PROBLEM STATEMENT
Write out the material exactly, with the pictures left out.

Stored data:
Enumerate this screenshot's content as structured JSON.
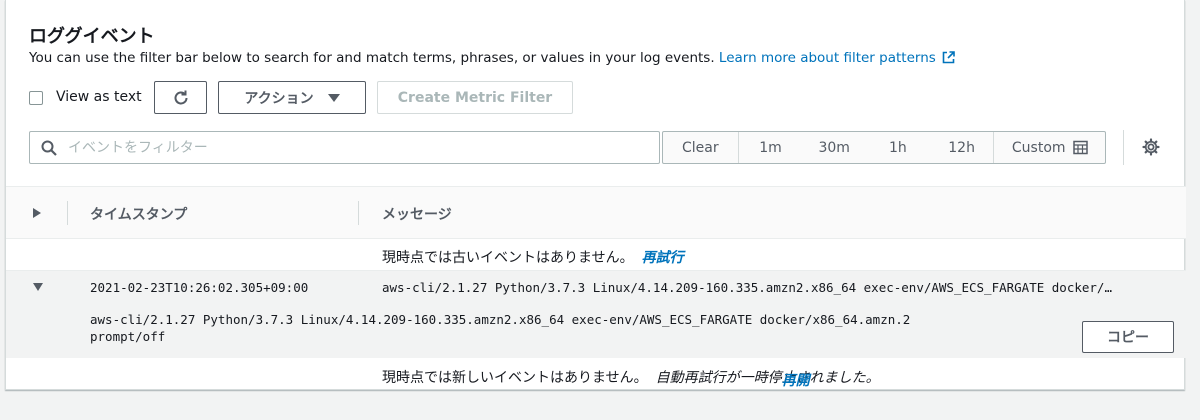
{
  "header": {
    "title": "ロググイベント",
    "description": "You can use the filter bar below to search for and match terms, phrases, or values in your log events.",
    "learn_more": "Learn more about filter patterns"
  },
  "toolbar": {
    "view_as_text": "View as text",
    "actions_label": "アクション",
    "create_metric_filter": "Create Metric Filter"
  },
  "search": {
    "placeholder": "イベントをフィルター",
    "value": ""
  },
  "time_range": {
    "clear": "Clear",
    "options": [
      "1m",
      "30m",
      "1h",
      "12h"
    ],
    "custom": "Custom"
  },
  "table": {
    "col_timestamp": "タイムスタンプ",
    "col_message": "メッセージ"
  },
  "older_events": {
    "text": "現時点では古いイベントはありません。",
    "retry": "再試行"
  },
  "event": {
    "timestamp": "2021-02-23T10:26:02.305+09:00",
    "message": "aws-cli/2.1.27 Python/3.7.3 Linux/4.14.209-160.335.amzn2.x86_64 exec-env/AWS_ECS_FARGATE docker/…",
    "detail": "aws-cli/2.1.27 Python/3.7.3 Linux/4.14.209-160.335.amzn2.x86_64 exec-env/AWS_ECS_FARGATE docker/x86_64.amzn.2\nprompt/off",
    "copy": "コピー"
  },
  "newer_events": {
    "text": "現時点では新しいイベントはありません。",
    "paused": "自動再試行が一時停止されました。",
    "resume": "再開"
  },
  "colors": {
    "link": "#0073bb",
    "text": "#16191f",
    "muted": "#545b64",
    "disabled": "#aab7b8",
    "background": "#f2f3f3"
  }
}
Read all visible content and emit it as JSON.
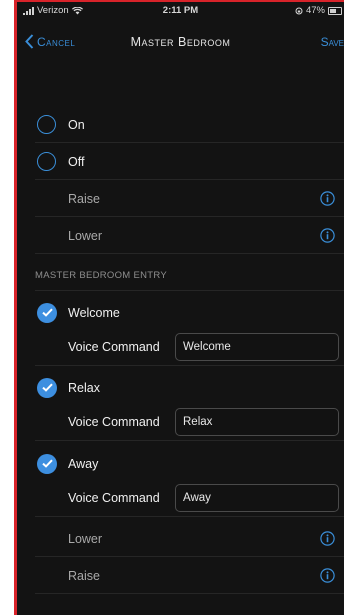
{
  "status_bar": {
    "carrier": "Verizon",
    "time": "2:11 PM",
    "battery": "47%",
    "battery_level": 0.47
  },
  "nav": {
    "cancel_label": "Cancel",
    "title": "Master Bedroom",
    "save_label": "Save"
  },
  "options": [
    {
      "label": "On",
      "control": "radio"
    },
    {
      "label": "Off",
      "control": "radio"
    },
    {
      "label": "Raise",
      "control": "info"
    },
    {
      "label": "Lower",
      "control": "info"
    }
  ],
  "section": {
    "title": "MASTER BEDROOM ENTRY",
    "scenes": [
      {
        "label": "Welcome",
        "checked": true,
        "voice_command_label": "Voice Command",
        "voice_command_value": "Welcome"
      },
      {
        "label": "Relax",
        "checked": true,
        "voice_command_label": "Voice Command",
        "voice_command_value": "Relax"
      },
      {
        "label": "Away",
        "checked": true,
        "voice_command_label": "Voice Command",
        "voice_command_value": "Away"
      }
    ],
    "extra_rows": [
      {
        "label": "Lower",
        "control": "info"
      },
      {
        "label": "Raise",
        "control": "info"
      }
    ]
  },
  "colors": {
    "accent": "#3a8ed8",
    "background": "#131313",
    "frame": "#d8232a"
  }
}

REPLY
Enumerate this screenshot's content as structured JSON.
{
  "header": {
    "title": "ロググイベント",
    "description": "You can use the filter bar below to search for and match terms, phrases, or values in your log events.",
    "learn_more": "Learn more about filter patterns"
  },
  "toolbar": {
    "view_as_text": "View as text",
    "actions_label": "アクション",
    "create_metric_filter": "Create Metric Filter"
  },
  "search": {
    "placeholder": "イベントをフィルター",
    "value": ""
  },
  "time_range": {
    "clear": "Clear",
    "options": [
      "1m",
      "30m",
      "1h",
      "12h"
    ],
    "custom": "Custom"
  },
  "table": {
    "col_timestamp": "タイムスタンプ",
    "col_message": "メッセージ"
  },
  "older_events": {
    "text": "現時点では古いイベントはありません。",
    "retry": "再試行"
  },
  "event": {
    "timestamp": "2021-02-23T10:26:02.305+09:00",
    "message": "aws-cli/2.1.27 Python/3.7.3 Linux/4.14.209-160.335.amzn2.x86_64 exec-env/AWS_ECS_FARGATE docker/…",
    "detail": "aws-cli/2.1.27 Python/3.7.3 Linux/4.14.209-160.335.amzn2.x86_64 exec-env/AWS_ECS_FARGATE docker/x86_64.amzn.2\nprompt/off",
    "copy": "コピー"
  },
  "newer_events": {
    "text": "現時点では新しいイベントはありません。",
    "paused": "自動再試行が一時停止されました。",
    "resume": "再開"
  },
  "colors": {
    "link": "#0073bb",
    "text": "#16191f",
    "muted": "#545b64",
    "disabled": "#aab7b8",
    "background": "#f2f3f3"
  }
}
Read all visible content and emit it as JSON.
{
  "status_bar": {
    "carrier": "Verizon",
    "time": "2:11 PM",
    "battery": "47%",
    "battery_level": 0.47
  },
  "nav": {
    "cancel_label": "Cancel",
    "title": "Master Bedroom",
    "save_label": "Save"
  },
  "options": [
    {
      "label": "On",
      "control": "radio"
    },
    {
      "label": "Off",
      "control": "radio"
    },
    {
      "label": "Raise",
      "control": "info"
    },
    {
      "label": "Lower",
      "control": "info"
    }
  ],
  "section": {
    "title": "MASTER BEDROOM ENTRY",
    "scenes": [
      {
        "label": "Welcome",
        "checked": true,
        "voice_command_label": "Voice Command",
        "voice_command_value": "Welcome"
      },
      {
        "label": "Relax",
        "checked": true,
        "voice_command_label": "Voice Command",
        "voice_command_value": "Relax"
      },
      {
        "label": "Away",
        "checked": true,
        "voice_command_label": "Voice Command",
        "voice_command_value": "Away"
      }
    ],
    "extra_rows": [
      {
        "label": "Lower",
        "control": "info"
      },
      {
        "label": "Raise",
        "control": "info"
      }
    ]
  },
  "colors": {
    "accent": "#3a8ed8",
    "background": "#131313",
    "frame": "#d8232a"
  }
}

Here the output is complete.